>> begin
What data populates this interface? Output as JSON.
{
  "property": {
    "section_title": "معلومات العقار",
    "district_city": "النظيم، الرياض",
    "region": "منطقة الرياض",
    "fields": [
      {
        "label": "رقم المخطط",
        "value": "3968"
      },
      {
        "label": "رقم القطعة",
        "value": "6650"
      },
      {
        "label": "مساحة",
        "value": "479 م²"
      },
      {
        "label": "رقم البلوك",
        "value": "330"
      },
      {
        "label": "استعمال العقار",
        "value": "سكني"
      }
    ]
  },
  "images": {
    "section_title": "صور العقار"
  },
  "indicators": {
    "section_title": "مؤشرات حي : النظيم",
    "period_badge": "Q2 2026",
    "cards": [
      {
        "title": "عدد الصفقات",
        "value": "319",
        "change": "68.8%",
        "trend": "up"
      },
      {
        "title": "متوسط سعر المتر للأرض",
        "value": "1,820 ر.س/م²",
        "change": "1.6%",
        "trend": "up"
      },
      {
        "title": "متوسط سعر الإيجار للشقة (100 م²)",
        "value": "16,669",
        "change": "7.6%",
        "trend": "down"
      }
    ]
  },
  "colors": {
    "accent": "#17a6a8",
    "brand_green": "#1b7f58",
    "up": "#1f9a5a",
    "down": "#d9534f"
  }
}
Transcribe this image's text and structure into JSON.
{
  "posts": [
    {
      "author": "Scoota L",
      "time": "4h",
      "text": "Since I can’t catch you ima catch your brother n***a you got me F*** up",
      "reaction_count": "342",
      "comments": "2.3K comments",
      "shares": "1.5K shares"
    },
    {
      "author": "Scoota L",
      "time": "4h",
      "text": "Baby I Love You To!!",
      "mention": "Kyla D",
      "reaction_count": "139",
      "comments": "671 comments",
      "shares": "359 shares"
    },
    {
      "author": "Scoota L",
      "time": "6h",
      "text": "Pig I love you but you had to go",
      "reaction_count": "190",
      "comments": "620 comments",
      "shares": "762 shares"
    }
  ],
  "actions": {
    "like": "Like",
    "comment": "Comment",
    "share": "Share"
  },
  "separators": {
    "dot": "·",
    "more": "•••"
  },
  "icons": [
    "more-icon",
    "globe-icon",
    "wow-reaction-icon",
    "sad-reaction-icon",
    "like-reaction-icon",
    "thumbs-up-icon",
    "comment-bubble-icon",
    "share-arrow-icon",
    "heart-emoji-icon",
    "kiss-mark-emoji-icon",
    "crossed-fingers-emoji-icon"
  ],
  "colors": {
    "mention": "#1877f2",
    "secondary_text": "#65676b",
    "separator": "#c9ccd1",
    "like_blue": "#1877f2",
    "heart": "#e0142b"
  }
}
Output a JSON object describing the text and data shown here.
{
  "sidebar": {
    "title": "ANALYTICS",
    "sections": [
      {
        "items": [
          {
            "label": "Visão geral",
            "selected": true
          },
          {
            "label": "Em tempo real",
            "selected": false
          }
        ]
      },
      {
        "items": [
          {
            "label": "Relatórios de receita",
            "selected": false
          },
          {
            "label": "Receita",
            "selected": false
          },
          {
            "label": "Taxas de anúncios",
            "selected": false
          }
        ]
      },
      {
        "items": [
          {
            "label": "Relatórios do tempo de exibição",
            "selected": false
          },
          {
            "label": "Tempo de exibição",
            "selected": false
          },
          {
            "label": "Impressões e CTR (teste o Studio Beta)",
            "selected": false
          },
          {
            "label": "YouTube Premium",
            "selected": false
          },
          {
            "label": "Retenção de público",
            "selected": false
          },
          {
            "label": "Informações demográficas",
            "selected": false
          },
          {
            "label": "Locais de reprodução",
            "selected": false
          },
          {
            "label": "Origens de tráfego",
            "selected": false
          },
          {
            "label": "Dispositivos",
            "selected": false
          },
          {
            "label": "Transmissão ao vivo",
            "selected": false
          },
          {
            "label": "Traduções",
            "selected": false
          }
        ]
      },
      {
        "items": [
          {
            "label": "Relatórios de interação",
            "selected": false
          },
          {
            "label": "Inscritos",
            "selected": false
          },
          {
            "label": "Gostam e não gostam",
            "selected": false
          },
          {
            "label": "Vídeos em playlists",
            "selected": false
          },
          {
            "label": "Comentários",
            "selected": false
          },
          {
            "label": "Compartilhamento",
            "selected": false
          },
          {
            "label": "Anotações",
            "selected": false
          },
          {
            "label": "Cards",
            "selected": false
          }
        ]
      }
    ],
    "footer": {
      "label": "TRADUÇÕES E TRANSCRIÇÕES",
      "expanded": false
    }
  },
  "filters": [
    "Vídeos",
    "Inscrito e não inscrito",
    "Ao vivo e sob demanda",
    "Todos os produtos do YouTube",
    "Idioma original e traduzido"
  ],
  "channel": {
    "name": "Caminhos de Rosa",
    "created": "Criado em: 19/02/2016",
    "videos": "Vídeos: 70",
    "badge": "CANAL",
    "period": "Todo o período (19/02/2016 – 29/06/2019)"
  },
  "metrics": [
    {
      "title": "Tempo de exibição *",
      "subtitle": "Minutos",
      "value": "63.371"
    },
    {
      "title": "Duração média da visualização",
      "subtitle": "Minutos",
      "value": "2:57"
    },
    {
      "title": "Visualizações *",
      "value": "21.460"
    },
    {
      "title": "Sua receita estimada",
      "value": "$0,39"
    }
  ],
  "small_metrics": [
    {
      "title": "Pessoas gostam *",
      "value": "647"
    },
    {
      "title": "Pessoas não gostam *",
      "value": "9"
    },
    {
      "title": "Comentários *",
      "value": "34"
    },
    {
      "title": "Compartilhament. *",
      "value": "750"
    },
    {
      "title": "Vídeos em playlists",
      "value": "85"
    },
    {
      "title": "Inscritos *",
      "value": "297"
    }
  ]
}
>> end
Written task: Only the number is wanted: how many lines above include the word "Pessoas"?

Final answer: 2